WORK REQUIRED »
Quote the stretch of the Steelers article below from "The Steelers’ framework is" through "he meant it.", word for word.

**** EXCERPT PROVIDED

It was a nice run, a run that’s often underappreciated, but thankfully not by the guy signing Tomlin’s checks. Since Super Bowl XLV, the Steelers have transitioned from a team that had gotten old and stale on defense – there were seven thirtysomething starters in 2011 and six in 2012 – to one where William Gay is the only starter on defense to have seen a 30th birthday. There was a lot of problem-solving associated with re-making a veteran roster that had experienced a lot of success together, and the Steelers completed the four-year transition without a single losing season while winning a division championship in 2014. Looking ahead, their prospects for 2015 seem bright if for no other reason than their quarterback has covered a lot of ground on that path to greatness he was traveling back in 2007.

Tomlin deserves credit for the team remaining competitive through a transition that included a dozen significant players having their careers here end along with the normal roster turnover every NFL team experiences annually. And he deserves credit as well for working within the Steelers’ framework to get through that phase.

The Steelers’ framework is one where nobody gets to make every football decision every time. Through the hirings and the firings, the drafting, when and if to sign players to extensions, a Steelers head coach is not a dictator. Chuck Noll wasn’t. Bill Cowher wasn’t. Mike Tomlin isn’t, and by accepting the Steelers’ framework he proves he truly embraces the team-first philosophy at the root of a 45-season run of success that has included more wins (448) and more division championships (20) than any other NFL franchise since the 1970 merger. When Tomlin had said, “The story doesn’t have to be me, what I do. The story has to be what we do, and what we’re capable of doing as a team,” he meant it.

ORGANIZATIONAL DECISIONS
Over the past few years, there had to be changes. Some of them difficult. Some involving people who had contributed a lot to the franchise, people who have their names inscribed on a couple of those six Lombardis. Those are examples of organizational decisions, and with the Steelers those result after input is sought and considered. But also with the Steelers comes the expectation that after a decision is reached, then everybody rows the boat in one direction.

That’s the way the Steelers do business today, and Tomlin is perfect as their head coach because he understands that being in charge isn’t as important as being supported.

********
**** RECORDED DATA

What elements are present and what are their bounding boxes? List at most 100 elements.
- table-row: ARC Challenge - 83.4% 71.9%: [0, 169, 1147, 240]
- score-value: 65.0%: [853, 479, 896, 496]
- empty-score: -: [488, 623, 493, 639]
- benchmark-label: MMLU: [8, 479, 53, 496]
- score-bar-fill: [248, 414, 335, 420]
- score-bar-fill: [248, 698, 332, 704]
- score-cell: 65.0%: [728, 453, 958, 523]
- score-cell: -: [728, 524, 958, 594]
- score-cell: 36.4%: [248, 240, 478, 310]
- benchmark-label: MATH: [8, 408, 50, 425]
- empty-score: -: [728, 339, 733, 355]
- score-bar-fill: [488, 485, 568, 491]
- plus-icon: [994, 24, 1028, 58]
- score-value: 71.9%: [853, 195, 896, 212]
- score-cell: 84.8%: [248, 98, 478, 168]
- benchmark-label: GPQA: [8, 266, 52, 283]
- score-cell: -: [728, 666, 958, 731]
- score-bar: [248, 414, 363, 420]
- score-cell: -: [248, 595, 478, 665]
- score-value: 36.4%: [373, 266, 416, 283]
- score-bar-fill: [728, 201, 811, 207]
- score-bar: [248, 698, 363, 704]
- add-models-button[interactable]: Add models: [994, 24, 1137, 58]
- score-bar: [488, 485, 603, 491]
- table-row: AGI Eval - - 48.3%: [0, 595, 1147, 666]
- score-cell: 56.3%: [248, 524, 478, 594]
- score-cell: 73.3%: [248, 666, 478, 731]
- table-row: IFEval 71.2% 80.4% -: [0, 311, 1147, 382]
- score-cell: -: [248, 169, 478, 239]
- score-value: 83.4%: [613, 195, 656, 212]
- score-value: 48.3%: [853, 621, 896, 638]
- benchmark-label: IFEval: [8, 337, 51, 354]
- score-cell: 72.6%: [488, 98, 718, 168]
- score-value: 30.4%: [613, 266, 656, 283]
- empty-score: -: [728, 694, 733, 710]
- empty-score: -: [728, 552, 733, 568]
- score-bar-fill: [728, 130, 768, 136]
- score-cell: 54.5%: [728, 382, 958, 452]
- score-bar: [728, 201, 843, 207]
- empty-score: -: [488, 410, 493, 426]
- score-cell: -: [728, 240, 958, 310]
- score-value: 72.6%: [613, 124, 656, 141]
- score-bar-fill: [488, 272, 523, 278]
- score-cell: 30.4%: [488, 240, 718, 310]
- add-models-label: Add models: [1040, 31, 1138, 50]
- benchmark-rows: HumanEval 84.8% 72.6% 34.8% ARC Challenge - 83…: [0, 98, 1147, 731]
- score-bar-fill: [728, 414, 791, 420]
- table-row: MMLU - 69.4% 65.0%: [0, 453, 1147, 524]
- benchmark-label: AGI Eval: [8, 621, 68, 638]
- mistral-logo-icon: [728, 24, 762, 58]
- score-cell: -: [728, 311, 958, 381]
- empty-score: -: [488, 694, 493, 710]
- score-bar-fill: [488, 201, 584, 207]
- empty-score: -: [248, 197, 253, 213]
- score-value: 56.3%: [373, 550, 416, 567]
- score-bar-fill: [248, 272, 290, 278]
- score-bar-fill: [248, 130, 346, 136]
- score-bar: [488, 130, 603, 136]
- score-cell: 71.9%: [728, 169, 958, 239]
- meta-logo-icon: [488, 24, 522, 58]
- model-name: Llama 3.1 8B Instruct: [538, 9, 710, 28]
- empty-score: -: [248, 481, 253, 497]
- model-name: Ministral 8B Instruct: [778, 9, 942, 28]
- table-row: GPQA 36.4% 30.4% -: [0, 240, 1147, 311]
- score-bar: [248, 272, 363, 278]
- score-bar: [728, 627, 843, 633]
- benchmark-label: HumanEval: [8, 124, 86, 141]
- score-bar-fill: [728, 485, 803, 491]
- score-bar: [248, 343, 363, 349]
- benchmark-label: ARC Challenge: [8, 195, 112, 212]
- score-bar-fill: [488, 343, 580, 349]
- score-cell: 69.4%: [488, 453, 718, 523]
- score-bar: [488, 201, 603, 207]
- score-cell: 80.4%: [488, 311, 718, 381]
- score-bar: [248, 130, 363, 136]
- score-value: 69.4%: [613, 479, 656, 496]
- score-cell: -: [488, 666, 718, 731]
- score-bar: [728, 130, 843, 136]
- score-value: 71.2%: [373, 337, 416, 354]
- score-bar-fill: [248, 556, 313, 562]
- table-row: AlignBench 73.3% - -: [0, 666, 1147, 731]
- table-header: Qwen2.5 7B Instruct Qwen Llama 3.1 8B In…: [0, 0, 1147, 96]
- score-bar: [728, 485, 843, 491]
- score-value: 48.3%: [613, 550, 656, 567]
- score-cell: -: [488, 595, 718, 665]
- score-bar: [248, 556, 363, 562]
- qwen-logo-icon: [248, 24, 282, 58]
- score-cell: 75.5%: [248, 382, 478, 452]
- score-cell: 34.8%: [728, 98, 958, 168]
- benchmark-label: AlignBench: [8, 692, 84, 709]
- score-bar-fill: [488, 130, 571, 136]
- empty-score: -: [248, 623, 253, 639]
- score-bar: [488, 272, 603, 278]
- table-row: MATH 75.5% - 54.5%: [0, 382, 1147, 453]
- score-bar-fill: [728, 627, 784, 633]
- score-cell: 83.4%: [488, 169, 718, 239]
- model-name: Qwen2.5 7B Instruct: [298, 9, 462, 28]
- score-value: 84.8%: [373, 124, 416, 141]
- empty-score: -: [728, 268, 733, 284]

********
**** RECORDED DATA

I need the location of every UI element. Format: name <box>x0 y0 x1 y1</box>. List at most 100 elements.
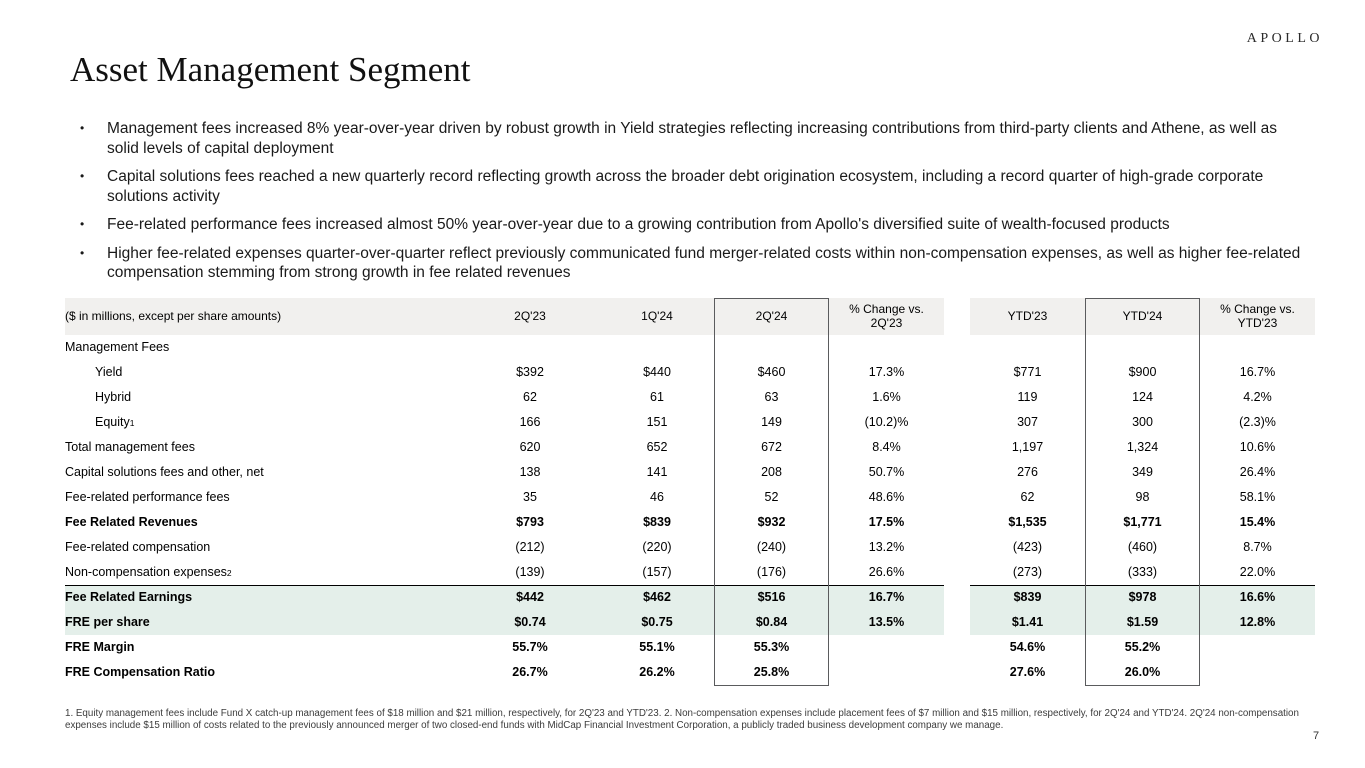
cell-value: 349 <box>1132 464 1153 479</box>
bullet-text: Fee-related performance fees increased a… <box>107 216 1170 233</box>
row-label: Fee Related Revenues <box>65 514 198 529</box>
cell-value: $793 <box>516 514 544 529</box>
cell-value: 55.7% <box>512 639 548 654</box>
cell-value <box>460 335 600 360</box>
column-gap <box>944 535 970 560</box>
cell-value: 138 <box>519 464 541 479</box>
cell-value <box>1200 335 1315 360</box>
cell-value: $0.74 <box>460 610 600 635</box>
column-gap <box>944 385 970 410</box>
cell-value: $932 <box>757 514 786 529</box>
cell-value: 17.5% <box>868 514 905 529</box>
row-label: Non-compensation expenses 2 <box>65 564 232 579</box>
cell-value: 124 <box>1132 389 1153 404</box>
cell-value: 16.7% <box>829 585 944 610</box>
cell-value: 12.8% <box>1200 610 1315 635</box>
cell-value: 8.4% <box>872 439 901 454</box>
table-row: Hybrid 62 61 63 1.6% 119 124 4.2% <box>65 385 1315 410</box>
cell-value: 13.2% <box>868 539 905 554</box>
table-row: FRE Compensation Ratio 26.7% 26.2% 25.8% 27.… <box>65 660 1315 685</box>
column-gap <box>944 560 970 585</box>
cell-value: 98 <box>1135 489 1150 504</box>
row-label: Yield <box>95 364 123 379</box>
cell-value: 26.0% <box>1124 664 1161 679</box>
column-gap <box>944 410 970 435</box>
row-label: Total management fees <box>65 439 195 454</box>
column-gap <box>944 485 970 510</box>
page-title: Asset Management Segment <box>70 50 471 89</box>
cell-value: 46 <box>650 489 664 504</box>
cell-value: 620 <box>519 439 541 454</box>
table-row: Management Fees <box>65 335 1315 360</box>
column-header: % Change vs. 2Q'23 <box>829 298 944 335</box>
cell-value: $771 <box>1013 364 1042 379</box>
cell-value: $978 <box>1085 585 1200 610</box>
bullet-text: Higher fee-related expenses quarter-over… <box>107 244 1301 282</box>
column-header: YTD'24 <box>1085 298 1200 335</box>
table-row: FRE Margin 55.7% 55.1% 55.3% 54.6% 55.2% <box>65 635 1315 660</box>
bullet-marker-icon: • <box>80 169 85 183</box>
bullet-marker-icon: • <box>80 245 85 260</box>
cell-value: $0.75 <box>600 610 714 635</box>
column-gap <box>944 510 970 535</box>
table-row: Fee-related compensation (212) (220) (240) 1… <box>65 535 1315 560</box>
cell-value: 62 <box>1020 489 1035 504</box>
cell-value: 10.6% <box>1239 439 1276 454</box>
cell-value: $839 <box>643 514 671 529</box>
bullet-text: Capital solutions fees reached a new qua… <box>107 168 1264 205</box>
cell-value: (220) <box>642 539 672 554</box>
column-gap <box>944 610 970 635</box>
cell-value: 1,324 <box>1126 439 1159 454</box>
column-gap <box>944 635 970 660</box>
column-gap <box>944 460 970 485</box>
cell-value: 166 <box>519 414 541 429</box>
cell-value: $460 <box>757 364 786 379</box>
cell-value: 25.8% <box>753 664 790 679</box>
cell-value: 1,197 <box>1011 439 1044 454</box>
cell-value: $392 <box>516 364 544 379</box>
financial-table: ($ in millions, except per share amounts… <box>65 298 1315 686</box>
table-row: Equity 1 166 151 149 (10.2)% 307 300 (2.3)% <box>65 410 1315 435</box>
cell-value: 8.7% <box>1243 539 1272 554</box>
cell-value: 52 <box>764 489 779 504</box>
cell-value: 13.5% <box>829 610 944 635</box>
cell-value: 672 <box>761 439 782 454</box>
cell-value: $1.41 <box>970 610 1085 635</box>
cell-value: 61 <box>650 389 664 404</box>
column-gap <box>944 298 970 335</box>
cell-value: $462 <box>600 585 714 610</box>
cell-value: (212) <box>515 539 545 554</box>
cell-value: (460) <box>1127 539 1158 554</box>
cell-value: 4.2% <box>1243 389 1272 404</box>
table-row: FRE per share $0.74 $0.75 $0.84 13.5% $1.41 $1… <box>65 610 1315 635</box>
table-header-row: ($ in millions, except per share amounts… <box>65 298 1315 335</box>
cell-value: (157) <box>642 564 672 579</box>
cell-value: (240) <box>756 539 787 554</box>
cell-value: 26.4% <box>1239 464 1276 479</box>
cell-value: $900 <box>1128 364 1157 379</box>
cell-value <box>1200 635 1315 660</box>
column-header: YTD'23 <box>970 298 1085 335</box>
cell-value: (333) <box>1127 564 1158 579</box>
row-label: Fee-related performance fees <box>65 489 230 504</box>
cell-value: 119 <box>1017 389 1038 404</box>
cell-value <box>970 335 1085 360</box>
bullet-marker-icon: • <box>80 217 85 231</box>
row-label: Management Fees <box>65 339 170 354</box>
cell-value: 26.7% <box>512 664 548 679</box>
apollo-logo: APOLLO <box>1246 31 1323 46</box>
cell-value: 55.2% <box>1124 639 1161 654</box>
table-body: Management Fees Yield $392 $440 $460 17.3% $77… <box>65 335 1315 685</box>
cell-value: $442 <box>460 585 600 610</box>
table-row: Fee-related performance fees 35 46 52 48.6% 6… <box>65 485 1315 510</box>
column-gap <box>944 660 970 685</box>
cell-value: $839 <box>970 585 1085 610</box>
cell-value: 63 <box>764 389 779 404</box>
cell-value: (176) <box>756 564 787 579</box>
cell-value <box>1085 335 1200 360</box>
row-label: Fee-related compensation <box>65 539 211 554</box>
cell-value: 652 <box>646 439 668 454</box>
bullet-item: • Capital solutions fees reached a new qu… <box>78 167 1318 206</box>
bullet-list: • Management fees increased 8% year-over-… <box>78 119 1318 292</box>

********

SOLUTION TO THIS TASK »
The Steelers’ framework is one where nobody gets to make every football decision every time. Through the hirings and the firings, the drafting, when and if to sign players to extensions, a Steelers head coach is not a dictator. Chuck Noll wasn’t. Bill Cowher wasn’t. Mike Tomlin isn’t, and by accepting the Steelers’ framework he proves he truly embraces the team-first philosophy at the root of a 45-season run of success that has included more wins (448) and more division championships (20) than any other NFL franchise since the 1970 merger. When Tomlin had said, “The story doesn’t have to be me, what I do. The story has to be what we do, and what we’re capable of doing as a team,” he meant it.